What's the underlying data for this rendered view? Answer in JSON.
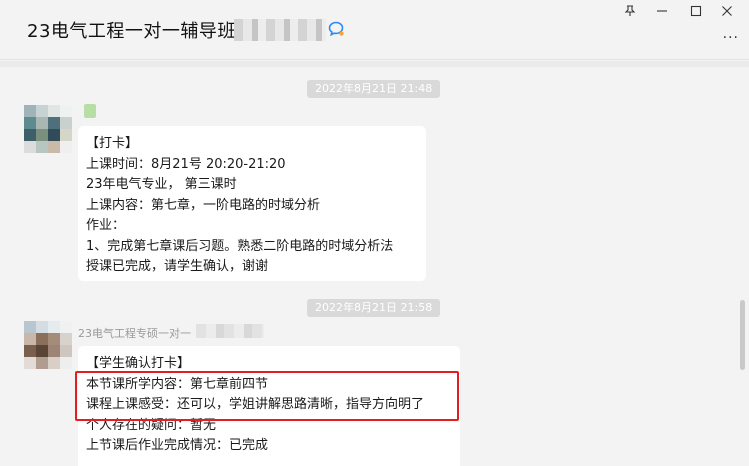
{
  "window": {
    "title": "23电气工程一对一辅导班",
    "controls": {
      "pin_icon": "pin-icon",
      "minimize_icon": "minimize-icon",
      "maximize_icon": "maximize-icon",
      "close_icon": "close-icon"
    },
    "more_label": "···"
  },
  "messages": [
    {
      "timestamp": "2022年8月21日 21:48",
      "sender": "",
      "lines": [
        "【打卡】",
        "上课时间：8月21号 20:20-21:20",
        "23年电气专业， 第三课时",
        "上课内容：第七章，一阶电路的时域分析",
        "作业：",
        "1、完成第七章课后习题。熟悉二阶电路的时域分析法",
        "授课已完成，请学生确认，谢谢"
      ]
    },
    {
      "timestamp": "2022年8月21日 21:58",
      "sender": "23电气工程专硕一对一",
      "lines": [
        "【学生确认打卡】",
        "本节课所学内容：第七章前四节",
        "课程上课感受：还可以，学姐讲解思路清晰，指导方向明了",
        "个人存在的疑问：暂无",
        "上节课后作业完成情况：已完成"
      ]
    }
  ],
  "colors": {
    "highlight": "#e02020",
    "bubble": "#ffffff",
    "background": "#f3f3f3"
  }
}
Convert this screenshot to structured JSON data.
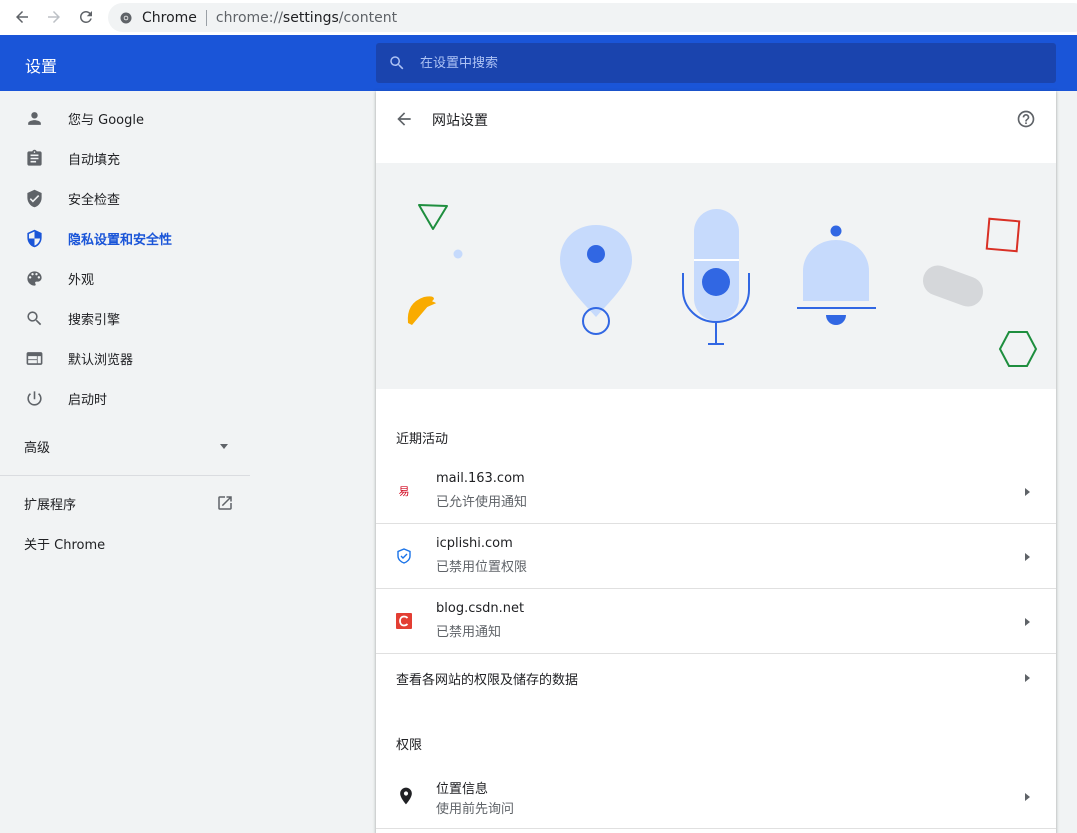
{
  "browser": {
    "back_icon": "arrow-left-icon",
    "forward_icon": "arrow-right-icon",
    "reload_icon": "reload-icon",
    "site_name": "Chrome",
    "url_scheme": "chrome://",
    "url_host": "settings",
    "url_path": "/content"
  },
  "header": {
    "title": "设置",
    "search_placeholder": "在设置中搜索"
  },
  "sidebar": {
    "items": [
      {
        "label": "您与 Google",
        "icon": "person-icon"
      },
      {
        "label": "自动填充",
        "icon": "clipboard-icon"
      },
      {
        "label": "安全检查",
        "icon": "shield-check-icon"
      },
      {
        "label": "隐私设置和安全性",
        "icon": "shield-privacy-icon",
        "active": true
      },
      {
        "label": "外观",
        "icon": "palette-icon"
      },
      {
        "label": "搜索引擎",
        "icon": "search-icon"
      },
      {
        "label": "默认浏览器",
        "icon": "browser-window-icon"
      },
      {
        "label": "启动时",
        "icon": "power-icon"
      }
    ],
    "advanced_label": "高级",
    "extensions_label": "扩展程序",
    "about_label": "关于 Chrome"
  },
  "main": {
    "title": "网站设置",
    "recent_activity_title": "近期活动",
    "recent_sites": [
      {
        "domain": "mail.163.com",
        "status": "已允许使用通知"
      },
      {
        "domain": "icplishi.com",
        "status": "已禁用位置权限"
      },
      {
        "domain": "blog.csdn.net",
        "status": "已禁用通知"
      }
    ],
    "all_sites_label": "查看各网站的权限及储存的数据",
    "permissions_title": "权限",
    "permissions": [
      {
        "title": "位置信息",
        "subtitle": "使用前先询问",
        "icon": "location-pin-icon"
      }
    ]
  },
  "colors": {
    "accent": "#1a55d8",
    "search_bg": "#1a44ae",
    "banner_bg": "#f1f3f4",
    "illustration_blue": "#3167e3",
    "illustration_light": "#c6dafc"
  }
}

• WHAT NEEDS TO BE DONE
Without the pictures, reproduce every line of the records above exactly.

• WRITTEN SOLUTION
What's the underlying data for this rendered view? Answer in JSON.
{
  "window": {
    "title": "23电气工程一对一辅导班",
    "controls": {
      "pin_icon": "pin-icon",
      "minimize_icon": "minimize-icon",
      "maximize_icon": "maximize-icon",
      "close_icon": "close-icon"
    },
    "more_label": "···"
  },
  "messages": [
    {
      "timestamp": "2022年8月21日 21:48",
      "sender": "",
      "lines": [
        "【打卡】",
        "上课时间：8月21号 20:20-21:20",
        "23年电气专业， 第三课时",
        "上课内容：第七章，一阶电路的时域分析",
        "作业：",
        "1、完成第七章课后习题。熟悉二阶电路的时域分析法",
        "授课已完成，请学生确认，谢谢"
      ]
    },
    {
      "timestamp": "2022年8月21日 21:58",
      "sender": "23电气工程专硕一对一",
      "lines": [
        "【学生确认打卡】",
        "本节课所学内容：第七章前四节",
        "课程上课感受：还可以，学姐讲解思路清晰，指导方向明了",
        "个人存在的疑问：暂无",
        "上节课后作业完成情况：已完成"
      ]
    }
  ],
  "colors": {
    "highlight": "#e02020",
    "bubble": "#ffffff",
    "background": "#f3f3f3"
  }
}
Convert this screenshot to structured JSON data.
{
  "browser": {
    "back_icon": "arrow-left-icon",
    "forward_icon": "arrow-right-icon",
    "reload_icon": "reload-icon",
    "site_name": "Chrome",
    "url_scheme": "chrome://",
    "url_host": "settings",
    "url_path": "/content"
  },
  "header": {
    "title": "设置",
    "search_placeholder": "在设置中搜索"
  },
  "sidebar": {
    "items": [
      {
        "label": "您与 Google",
        "icon": "person-icon"
      },
      {
        "label": "自动填充",
        "icon": "clipboard-icon"
      },
      {
        "label": "安全检查",
        "icon": "shield-check-icon"
      },
      {
        "label": "隐私设置和安全性",
        "icon": "shield-privacy-icon",
        "active": true
      },
      {
        "label": "外观",
        "icon": "palette-icon"
      },
      {
        "label": "搜索引擎",
        "icon": "search-icon"
      },
      {
        "label": "默认浏览器",
        "icon": "browser-window-icon"
      },
      {
        "label": "启动时",
        "icon": "power-icon"
      }
    ],
    "advanced_label": "高级",
    "extensions_label": "扩展程序",
    "about_label": "关于 Chrome"
  },
  "main": {
    "title": "网站设置",
    "recent_activity_title": "近期活动",
    "recent_sites": [
      {
        "domain": "mail.163.com",
        "status": "已允许使用通知"
      },
      {
        "domain": "icplishi.com",
        "status": "已禁用位置权限"
      },
      {
        "domain": "blog.csdn.net",
        "status": "已禁用通知"
      }
    ],
    "all_sites_label": "查看各网站的权限及储存的数据",
    "permissions_title": "权限",
    "permissions": [
      {
        "title": "位置信息",
        "subtitle": "使用前先询问",
        "icon": "location-pin-icon"
      }
    ]
  },
  "colors": {
    "accent": "#1a55d8",
    "search_bg": "#1a44ae",
    "banner_bg": "#f1f3f4",
    "illustration_blue": "#3167e3",
    "illustration_light": "#c6dafc"
  }
}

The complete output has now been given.